Fiber-bridging was observed in the static testing, particularly in the S2/5216 specimens. Figure 6 shows a photograph of an S2/5216 specimen during static testing, showing the extensive fiber-bridging. A main objective of the ASTM Round Robin was to evaluate the effect of fiber-bridging on fatigue delamination growth and the Paris Law. Therefore, the static test results were used to determine a delamination resistance curve equation (R-curve), for each material, to be used in the fatigue data reduction. During the static testing, after the critical displacement point was reached, opening displacement was continued, and GI was calculated as the delamination continued to grow. The calculated G-values were plotted versus the change in delamination length, Δa, to produce the R-curve. Increasing values of GI as the delamination grows indicate fiber-bridging is likely to be occurring in the specimen.
Fiber-bridging in S2/5216 double-cantilevered beam specimen.
The IM7/977-3 specimens showed an increasing R-curve from initiation until the delamination had grown approximately 15 mm, where GI reached a plateau level of 205.1 J/m2. The G40-800/5276-1 specimens showed an approximately linear R-curve throughout the test, for delamination growth of 50 mm, with no plateau level observed. The S2/5216 specimens also showed an increasing R-curve throughout the loading, with a constant slope for the first 21 mm of delamination growth, followed by another linear region, with a different slope, over the final 30 mm of delamination growth. An example R-curve from each material type is shown in Figure 7. The amount of fiber-bridging observed in the tests corresponded to the steepness of the curves in Figure 7, with the S2/5216 showing extensive fiber-bridging, and the two carbon/epoxies exhibiting very little.

# Required task 1:
Which specimen materials does the fiber-bridging passage name? List each one.

# Information supplied:
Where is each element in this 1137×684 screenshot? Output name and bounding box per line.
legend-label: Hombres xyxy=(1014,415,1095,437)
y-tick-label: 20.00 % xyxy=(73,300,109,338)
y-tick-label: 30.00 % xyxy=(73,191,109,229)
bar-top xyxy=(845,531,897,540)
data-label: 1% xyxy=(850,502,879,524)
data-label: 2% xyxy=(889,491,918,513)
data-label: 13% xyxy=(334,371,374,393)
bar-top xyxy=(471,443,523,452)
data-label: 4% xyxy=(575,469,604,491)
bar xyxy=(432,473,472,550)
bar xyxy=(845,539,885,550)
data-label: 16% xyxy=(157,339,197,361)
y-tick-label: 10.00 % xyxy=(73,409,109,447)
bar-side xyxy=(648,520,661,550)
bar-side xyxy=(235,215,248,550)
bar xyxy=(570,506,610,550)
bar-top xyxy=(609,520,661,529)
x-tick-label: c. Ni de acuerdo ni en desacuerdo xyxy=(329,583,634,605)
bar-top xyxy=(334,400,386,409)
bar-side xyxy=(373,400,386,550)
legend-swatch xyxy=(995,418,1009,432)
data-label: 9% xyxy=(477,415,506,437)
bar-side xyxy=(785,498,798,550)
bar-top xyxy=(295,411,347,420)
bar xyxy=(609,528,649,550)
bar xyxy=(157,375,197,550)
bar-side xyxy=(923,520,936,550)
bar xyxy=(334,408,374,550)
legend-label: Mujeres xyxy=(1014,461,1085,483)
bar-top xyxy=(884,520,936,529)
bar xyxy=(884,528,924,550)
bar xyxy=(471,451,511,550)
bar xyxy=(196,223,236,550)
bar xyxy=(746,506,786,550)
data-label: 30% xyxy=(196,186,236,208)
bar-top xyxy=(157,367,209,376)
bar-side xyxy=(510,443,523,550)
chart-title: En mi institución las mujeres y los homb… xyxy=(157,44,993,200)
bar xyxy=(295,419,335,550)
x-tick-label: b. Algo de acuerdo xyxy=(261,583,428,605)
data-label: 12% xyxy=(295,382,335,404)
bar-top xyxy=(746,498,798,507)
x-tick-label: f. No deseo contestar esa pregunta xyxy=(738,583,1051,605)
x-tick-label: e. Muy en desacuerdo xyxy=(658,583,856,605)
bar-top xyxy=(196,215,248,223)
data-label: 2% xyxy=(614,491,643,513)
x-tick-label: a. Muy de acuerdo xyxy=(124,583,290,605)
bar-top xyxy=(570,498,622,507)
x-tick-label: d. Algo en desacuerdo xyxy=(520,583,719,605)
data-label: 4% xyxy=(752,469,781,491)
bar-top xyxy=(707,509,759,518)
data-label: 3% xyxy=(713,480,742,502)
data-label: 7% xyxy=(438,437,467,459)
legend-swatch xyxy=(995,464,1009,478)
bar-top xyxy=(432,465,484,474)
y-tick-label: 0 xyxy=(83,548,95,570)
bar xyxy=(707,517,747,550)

# Required task 2:
Could you copy the records word for word, from the first line through the line that contains "x-tick-label: a. Muy"?

# Complete output 1:
- S2/5216
- IM7/977-3
- G40-800/5276-1

# Complete output 2:
Where is each element in this 1137×684 screenshot? Output name and bounding box per line.
legend-label: Hombres xyxy=(1014,415,1095,437)
y-tick-label: 20.00 % xyxy=(73,300,109,338)
y-tick-label: 30.00 % xyxy=(73,191,109,229)
bar-top xyxy=(845,531,897,540)
data-label: 1% xyxy=(850,502,879,524)
data-label: 2% xyxy=(889,491,918,513)
data-label: 13% xyxy=(334,371,374,393)
bar-top xyxy=(471,443,523,452)
data-label: 4% xyxy=(575,469,604,491)
bar xyxy=(432,473,472,550)
bar xyxy=(845,539,885,550)
data-label: 16% xyxy=(157,339,197,361)
y-tick-label: 10.00 % xyxy=(73,409,109,447)
bar-side xyxy=(648,520,661,550)
bar-side xyxy=(235,215,248,550)
bar xyxy=(570,506,610,550)
bar-top xyxy=(609,520,661,529)
x-tick-label: c. Ni de acuerdo ni en desacuerdo xyxy=(329,583,634,605)
bar-top xyxy=(334,400,386,409)
bar-side xyxy=(373,400,386,550)
legend-swatch xyxy=(995,418,1009,432)
data-label: 9% xyxy=(477,415,506,437)
bar-side xyxy=(785,498,798,550)
bar-top xyxy=(295,411,347,420)
bar xyxy=(609,528,649,550)
bar xyxy=(157,375,197,550)
bar-side xyxy=(923,520,936,550)
bar xyxy=(334,408,374,550)
legend-label: Mujeres xyxy=(1014,461,1085,483)
bar-top xyxy=(884,520,936,529)
bar xyxy=(884,528,924,550)
bar xyxy=(471,451,511,550)
bar xyxy=(196,223,236,550)
bar xyxy=(746,506,786,550)
data-label: 30% xyxy=(196,186,236,208)
bar-top xyxy=(157,367,209,376)
bar-side xyxy=(510,443,523,550)
chart-title: En mi institución las mujeres y los homb… xyxy=(157,44,993,200)
bar xyxy=(295,419,335,550)
x-tick-label: b. Algo de acuerdo xyxy=(261,583,428,605)
data-label: 12% xyxy=(295,382,335,404)
bar-top xyxy=(746,498,798,507)
x-tick-label: f. No deseo contestar esa pregunta xyxy=(738,583,1051,605)
x-tick-label: e. Muy en desacuerdo xyxy=(658,583,856,605)
bar-top xyxy=(196,215,248,223)
data-label: 2% xyxy=(614,491,643,513)
x-tick-label: a. Muy de acuerdo xyxy=(124,583,290,605)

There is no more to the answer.